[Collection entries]
:::
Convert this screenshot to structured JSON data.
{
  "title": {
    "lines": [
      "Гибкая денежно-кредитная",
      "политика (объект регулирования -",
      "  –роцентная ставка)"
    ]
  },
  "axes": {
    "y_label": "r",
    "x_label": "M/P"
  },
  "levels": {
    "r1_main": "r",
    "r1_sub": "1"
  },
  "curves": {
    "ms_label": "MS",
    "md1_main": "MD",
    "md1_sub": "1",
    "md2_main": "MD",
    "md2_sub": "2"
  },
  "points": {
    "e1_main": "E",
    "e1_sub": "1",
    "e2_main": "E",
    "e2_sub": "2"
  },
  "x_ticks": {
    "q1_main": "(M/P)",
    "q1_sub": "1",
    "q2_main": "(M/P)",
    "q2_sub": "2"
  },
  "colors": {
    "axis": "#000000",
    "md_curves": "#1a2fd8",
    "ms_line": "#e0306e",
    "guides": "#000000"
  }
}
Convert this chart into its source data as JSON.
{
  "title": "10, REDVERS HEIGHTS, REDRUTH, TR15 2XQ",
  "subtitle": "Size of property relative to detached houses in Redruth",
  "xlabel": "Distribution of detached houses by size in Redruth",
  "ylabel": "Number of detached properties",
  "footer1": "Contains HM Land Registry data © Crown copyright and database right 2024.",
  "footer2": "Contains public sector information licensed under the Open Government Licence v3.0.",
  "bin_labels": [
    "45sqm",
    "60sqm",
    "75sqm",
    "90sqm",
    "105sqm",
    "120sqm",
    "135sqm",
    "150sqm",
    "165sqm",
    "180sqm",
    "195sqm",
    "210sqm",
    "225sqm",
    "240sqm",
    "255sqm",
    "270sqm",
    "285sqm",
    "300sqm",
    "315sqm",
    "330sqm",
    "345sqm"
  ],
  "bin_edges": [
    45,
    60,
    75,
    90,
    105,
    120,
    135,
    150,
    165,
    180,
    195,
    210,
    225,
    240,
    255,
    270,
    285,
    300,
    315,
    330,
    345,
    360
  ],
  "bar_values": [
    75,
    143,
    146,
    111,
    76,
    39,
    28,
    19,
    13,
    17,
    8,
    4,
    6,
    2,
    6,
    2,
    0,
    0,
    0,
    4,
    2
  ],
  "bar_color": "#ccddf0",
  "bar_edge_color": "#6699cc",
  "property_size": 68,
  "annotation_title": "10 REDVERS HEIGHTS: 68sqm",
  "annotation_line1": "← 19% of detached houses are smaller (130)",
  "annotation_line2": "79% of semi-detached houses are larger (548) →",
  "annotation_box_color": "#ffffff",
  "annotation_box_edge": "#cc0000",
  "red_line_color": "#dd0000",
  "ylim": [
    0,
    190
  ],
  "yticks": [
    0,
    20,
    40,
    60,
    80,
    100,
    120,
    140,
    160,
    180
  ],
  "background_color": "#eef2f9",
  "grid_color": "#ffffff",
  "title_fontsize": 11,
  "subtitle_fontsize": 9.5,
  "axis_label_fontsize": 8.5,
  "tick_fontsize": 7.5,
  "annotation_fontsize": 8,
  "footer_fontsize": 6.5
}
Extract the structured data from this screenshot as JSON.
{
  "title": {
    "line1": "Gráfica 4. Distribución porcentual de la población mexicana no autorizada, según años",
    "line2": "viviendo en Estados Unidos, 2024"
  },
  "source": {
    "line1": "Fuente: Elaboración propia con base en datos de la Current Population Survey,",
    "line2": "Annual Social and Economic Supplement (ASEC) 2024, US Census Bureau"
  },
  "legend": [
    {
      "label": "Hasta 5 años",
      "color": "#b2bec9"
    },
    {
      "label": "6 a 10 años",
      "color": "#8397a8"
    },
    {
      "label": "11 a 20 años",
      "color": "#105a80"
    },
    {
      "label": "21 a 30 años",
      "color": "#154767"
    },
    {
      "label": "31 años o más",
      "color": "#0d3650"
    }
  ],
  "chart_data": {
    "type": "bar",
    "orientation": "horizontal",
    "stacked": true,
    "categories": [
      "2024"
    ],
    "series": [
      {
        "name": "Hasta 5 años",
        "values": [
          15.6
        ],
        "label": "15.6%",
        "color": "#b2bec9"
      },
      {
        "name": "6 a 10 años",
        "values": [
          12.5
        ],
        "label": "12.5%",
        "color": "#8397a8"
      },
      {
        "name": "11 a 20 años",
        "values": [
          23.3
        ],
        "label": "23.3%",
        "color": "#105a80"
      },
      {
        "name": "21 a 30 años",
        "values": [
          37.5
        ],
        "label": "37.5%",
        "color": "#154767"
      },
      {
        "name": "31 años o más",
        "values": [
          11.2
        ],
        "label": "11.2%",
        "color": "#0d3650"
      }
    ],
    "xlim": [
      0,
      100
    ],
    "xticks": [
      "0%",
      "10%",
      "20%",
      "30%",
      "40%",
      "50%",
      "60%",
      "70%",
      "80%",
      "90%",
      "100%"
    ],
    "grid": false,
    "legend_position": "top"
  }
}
:::
> [Exercise] Go through the listing above and report how many of its lines contain the word "this", with only the number as output.

> [Correct answer] 3